Enunciado a:
Segundo o texto sobre o espetáculo de Luís de Matos, quantos espetadores teve o espetáculo em 2022?

Texto selecionado:
Um ano depois da última edição do seu grandioso espetáculo que percorre não só Portugal como o mundo, Luís de Matos deseja continuar a desafiar-se e a surpreender aqueles que se sentam nas cadeiras dos teatros para assistirem ao resultado de meses de trabalho. Luís de Matos IMPOSSÍVEL Ao Vivo regressa às grandes salas, com um novo elenco e novas ilusões, e volta a acontecer, ao longo de seis semanas, nos próximos dois meses, em quatro cidades: Figueira da Foz, Lisboa, Porto e Faro.
“Nós começámos isto em 2018, um bocadinho sem saber o que aí vinha. Ficámos muito surpreendidos porque tivemos 25 mil espetadores. Ficámos mesmo surpreendidos e altamente entusiasmados, com vontade de fazer mais e melhor no ano seguinte”, começou por explicar ao i. Em 2019, tiveram 30 mil espetadores, “uma coisa possível de prever”. “Estávamos preparadíssimos para voltar em 2020, mas todos nós sabemos o que aconteceu nesse ano. O que é certo é que entre dezembro de 2019 e dezembro de 2022 – quando acabámos por voltar –, corríamos o risco de em três anos, as pessoas terem esquecido aquilo que é o Impossível ao Vivo. Voltámos a dizer: ‘Bom, se calhar vamos ter de começar isto de novo, as pessoas já não se lembram!’. Obviamente que mudamos o elenco todos os anos, trazemos novas ilusões… O que é certo é que 2022 correu lindamente. Tivemos 35 mil espetadores. Ficámos super contentes”, lembra. E, este ano, o ilusionista acredita que a equipa voltará a bater recordes. “Uma vez mais, queremos elevar a fasquia em termos do número de pessoas às quais conseguimos levar um espetáculo em que acreditamos”, admitiu, acrescentando que será “o espelho do que melhor se faz à escala global”. “Trazemos sempre o melhor da contemporaneidade nesta área. Este ano, somos cinco (como sempre) e nada me pode conter de dizer que os outros quatro são incríveis”, continuou. O espetáculo vai estrear na Figueira da Foz, onde estará uma semana, depois em Lisboa, durante três semanas; segue-se o Porto, mais uma semana, terminando com a sexta e última semana em Faro.
“Estamos altamente expectantes”, frisa Luís de Matos. “A sensação que dá é que as pessoas que vêm, voltam todos os anos e trazem um amigo! Por isso é que vamos sempre tendo mais público. E da nossa parte há o compromisso de que vamos de tudo fazer para continuar a merecer esta continuada e reforçada confiança, relembrando que é um espetáculo para toda a família, um espetáculo em que as pessoas podem vir independentemente da sua faixa etária, do grau sociocultural, independentemente se gostam ou não de magia. Porque é uma coisa fixe! Todos os anos temos pessoas que nos dizem: ‘Só vim porque o meu filho me obrigou, mas gostei imenso e volto para o ano!’. Depois, percebemos que não é tanga! Voltam mesmo”, conta o mágico.

Registos disponíveis:
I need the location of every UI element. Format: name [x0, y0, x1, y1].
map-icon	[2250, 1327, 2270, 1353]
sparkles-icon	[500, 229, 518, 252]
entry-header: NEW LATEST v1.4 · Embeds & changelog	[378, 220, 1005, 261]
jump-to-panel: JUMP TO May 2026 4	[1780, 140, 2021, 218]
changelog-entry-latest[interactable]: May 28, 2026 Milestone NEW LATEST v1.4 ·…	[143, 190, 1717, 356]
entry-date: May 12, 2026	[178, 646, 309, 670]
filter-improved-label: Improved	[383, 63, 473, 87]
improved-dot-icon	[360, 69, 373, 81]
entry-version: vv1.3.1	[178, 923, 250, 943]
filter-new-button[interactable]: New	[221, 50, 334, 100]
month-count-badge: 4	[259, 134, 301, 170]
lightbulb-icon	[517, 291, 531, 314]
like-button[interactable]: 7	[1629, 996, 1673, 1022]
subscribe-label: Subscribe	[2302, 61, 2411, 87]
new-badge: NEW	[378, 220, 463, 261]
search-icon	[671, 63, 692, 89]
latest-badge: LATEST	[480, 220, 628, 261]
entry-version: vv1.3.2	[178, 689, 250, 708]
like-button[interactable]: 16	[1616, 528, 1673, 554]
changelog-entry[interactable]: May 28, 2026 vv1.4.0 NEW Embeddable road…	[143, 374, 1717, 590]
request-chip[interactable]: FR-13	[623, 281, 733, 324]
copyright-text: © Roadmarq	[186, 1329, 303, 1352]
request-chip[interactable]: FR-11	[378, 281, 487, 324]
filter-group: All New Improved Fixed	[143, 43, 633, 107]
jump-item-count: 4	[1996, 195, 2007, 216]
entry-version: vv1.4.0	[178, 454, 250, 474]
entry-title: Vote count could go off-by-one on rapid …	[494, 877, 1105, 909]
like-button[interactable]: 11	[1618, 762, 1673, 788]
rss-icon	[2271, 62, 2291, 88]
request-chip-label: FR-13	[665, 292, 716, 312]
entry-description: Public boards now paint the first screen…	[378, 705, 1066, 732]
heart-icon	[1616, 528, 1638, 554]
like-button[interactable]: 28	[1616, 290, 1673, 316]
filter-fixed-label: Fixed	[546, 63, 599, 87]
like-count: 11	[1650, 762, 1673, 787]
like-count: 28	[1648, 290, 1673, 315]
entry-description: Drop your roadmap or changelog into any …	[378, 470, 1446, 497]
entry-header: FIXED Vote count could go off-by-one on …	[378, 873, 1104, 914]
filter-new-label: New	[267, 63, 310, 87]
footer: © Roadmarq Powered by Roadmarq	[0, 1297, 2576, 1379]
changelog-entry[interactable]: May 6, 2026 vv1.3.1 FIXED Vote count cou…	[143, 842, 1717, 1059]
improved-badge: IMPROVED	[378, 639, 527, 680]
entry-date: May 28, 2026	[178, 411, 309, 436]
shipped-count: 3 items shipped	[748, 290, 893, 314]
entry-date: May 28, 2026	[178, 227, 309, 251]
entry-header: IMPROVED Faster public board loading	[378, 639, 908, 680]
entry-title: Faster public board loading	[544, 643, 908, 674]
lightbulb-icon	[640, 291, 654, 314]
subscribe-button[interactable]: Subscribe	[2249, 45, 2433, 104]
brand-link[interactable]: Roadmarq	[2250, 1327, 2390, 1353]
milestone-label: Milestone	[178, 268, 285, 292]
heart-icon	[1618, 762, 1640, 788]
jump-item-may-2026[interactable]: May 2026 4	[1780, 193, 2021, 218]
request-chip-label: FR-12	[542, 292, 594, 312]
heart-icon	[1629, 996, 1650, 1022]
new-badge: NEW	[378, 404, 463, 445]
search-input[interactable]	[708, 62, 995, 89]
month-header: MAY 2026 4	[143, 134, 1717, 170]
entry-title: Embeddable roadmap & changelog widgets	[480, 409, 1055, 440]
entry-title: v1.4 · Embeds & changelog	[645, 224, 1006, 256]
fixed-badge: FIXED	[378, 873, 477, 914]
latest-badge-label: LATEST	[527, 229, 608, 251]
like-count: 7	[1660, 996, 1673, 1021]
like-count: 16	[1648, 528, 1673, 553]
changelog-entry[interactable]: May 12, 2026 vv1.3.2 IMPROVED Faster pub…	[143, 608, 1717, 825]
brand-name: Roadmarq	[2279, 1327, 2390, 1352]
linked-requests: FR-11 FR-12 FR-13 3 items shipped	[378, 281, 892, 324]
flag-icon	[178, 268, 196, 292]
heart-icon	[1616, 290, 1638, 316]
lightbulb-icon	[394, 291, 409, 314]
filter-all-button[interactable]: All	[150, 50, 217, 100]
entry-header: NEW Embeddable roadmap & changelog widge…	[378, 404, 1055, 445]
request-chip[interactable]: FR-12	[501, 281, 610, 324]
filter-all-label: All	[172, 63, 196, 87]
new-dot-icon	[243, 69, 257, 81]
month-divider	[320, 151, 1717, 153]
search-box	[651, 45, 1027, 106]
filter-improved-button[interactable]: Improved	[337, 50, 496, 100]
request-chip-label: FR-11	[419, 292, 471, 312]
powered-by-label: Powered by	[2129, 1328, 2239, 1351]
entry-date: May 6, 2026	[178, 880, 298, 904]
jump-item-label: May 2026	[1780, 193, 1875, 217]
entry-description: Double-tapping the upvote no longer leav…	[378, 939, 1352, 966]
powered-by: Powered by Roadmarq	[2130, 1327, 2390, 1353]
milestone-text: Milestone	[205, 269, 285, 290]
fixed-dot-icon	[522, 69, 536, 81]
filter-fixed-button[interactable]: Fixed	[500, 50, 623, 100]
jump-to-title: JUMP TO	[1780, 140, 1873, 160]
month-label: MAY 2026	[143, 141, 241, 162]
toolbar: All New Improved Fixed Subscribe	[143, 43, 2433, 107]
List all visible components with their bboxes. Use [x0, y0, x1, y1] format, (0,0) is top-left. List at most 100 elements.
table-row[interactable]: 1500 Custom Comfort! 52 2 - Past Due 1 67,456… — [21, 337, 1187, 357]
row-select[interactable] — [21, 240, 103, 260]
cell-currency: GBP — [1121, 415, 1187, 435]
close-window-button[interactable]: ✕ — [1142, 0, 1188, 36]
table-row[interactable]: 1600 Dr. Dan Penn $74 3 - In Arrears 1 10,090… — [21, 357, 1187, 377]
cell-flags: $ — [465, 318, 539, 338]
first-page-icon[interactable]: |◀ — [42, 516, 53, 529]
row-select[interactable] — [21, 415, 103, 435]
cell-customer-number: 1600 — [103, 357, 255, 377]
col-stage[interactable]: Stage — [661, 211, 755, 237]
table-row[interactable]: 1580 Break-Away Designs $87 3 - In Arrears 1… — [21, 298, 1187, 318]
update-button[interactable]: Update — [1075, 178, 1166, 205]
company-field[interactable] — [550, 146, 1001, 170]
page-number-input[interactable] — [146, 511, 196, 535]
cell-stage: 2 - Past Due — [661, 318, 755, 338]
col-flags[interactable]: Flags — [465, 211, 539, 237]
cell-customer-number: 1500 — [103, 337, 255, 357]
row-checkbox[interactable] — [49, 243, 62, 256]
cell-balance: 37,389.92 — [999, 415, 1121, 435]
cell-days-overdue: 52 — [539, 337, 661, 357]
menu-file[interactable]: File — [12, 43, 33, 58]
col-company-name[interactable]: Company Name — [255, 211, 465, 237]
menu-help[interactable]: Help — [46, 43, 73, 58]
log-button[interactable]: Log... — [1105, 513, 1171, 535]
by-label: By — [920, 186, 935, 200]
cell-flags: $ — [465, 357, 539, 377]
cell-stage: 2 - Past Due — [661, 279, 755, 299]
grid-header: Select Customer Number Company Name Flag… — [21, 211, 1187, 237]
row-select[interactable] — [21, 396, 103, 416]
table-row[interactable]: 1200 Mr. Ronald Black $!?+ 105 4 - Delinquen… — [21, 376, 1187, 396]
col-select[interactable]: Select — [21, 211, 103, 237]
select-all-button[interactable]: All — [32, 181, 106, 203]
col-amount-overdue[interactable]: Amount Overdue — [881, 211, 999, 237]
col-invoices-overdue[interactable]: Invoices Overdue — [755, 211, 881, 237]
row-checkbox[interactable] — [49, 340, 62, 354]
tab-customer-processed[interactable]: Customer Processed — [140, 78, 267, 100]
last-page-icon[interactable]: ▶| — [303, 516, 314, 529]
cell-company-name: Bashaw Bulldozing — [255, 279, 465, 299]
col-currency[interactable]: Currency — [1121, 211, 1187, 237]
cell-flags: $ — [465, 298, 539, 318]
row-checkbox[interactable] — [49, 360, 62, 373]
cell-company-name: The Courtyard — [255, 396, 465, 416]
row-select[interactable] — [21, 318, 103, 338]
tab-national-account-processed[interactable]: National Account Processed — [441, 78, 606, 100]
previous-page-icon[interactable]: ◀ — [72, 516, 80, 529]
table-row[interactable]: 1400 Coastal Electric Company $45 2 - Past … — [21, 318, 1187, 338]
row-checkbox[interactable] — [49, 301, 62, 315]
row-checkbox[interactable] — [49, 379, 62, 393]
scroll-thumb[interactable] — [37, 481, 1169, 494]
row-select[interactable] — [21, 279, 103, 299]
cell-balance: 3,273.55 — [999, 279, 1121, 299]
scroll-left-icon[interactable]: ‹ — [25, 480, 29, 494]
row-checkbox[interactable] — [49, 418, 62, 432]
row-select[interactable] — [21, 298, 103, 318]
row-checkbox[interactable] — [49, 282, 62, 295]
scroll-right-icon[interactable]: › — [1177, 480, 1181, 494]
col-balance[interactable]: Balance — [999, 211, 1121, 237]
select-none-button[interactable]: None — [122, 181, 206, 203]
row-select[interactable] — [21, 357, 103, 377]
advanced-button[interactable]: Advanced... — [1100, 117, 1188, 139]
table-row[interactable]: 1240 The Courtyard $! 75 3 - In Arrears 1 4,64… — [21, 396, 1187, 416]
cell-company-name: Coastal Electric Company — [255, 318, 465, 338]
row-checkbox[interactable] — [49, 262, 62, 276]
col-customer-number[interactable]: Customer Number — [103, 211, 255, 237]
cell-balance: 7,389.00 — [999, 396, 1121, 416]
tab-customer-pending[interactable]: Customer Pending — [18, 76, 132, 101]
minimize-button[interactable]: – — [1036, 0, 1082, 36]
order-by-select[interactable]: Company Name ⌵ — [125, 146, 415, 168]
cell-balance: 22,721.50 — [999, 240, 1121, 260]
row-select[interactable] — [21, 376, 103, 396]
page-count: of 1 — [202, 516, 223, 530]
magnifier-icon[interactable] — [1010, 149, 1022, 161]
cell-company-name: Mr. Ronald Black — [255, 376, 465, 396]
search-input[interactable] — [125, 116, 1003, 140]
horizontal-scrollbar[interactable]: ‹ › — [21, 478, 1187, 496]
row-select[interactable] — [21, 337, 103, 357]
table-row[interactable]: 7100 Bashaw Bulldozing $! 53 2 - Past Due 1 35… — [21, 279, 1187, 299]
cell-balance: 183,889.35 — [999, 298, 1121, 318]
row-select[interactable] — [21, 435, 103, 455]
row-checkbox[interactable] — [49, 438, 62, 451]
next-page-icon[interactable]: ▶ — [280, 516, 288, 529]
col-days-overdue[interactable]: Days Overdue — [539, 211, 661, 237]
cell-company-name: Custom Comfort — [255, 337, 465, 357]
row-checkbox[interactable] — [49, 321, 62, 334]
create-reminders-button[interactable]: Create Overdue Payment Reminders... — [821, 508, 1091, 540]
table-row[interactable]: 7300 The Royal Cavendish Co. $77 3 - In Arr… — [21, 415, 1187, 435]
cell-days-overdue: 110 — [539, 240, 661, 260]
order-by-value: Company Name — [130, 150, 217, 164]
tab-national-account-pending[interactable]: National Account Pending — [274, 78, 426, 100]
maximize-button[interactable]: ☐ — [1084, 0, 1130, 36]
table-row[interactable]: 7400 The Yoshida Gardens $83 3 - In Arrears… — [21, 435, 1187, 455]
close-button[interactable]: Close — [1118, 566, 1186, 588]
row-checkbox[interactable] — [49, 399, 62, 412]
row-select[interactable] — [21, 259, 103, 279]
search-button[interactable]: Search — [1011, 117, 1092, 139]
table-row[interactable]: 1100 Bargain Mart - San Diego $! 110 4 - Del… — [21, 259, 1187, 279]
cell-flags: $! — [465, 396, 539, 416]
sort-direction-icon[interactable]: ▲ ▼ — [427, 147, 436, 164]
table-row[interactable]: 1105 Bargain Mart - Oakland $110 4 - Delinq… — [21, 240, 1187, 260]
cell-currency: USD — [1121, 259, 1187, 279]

Enunciado b:
Apresente como lista numerada as linhas dos registos desde o início até à linha que contém "528, 1673, 554]", inclusive, sem as linhas em branco.

Resposta final a:
Teve 35 mil espetadores.

Resposta final b:
1. I need the location of every UI element. Format: name [x0, y0, x1, y1].
2. map-icon	[2250, 1327, 2270, 1353]
3. sparkles-icon	[500, 229, 518, 252]
4. entry-header: NEW LATEST v1.4 · Embeds & changelog	[378, 220, 1005, 261]
5. jump-to-panel: JUMP TO May 2026 4	[1780, 140, 2021, 218]
6. changelog-entry-latest[interactable]: May 28, 2026 Milestone NEW LATEST v1.4 ·…	[143, 190, 1717, 356]
7. entry-date: May 12, 2026	[178, 646, 309, 670]
8. filter-improved-label: Improved	[383, 63, 473, 87]
9. improved-dot-icon	[360, 69, 373, 81]
10. entry-version: vv1.3.1	[178, 923, 250, 943]
11. filter-new-button[interactable]: New	[221, 50, 334, 100]
12. month-count-badge: 4	[259, 134, 301, 170]
13. lightbulb-icon	[517, 291, 531, 314]
14. like-button[interactable]: 7	[1629, 996, 1673, 1022]
15. subscribe-label: Subscribe	[2302, 61, 2411, 87]
16. new-badge: NEW	[378, 220, 463, 261]
17. search-icon	[671, 63, 692, 89]
18. latest-badge: LATEST	[480, 220, 628, 261]
19. entry-version: vv1.3.2	[178, 689, 250, 708]
20. like-button[interactable]: 16	[1616, 528, 1673, 554]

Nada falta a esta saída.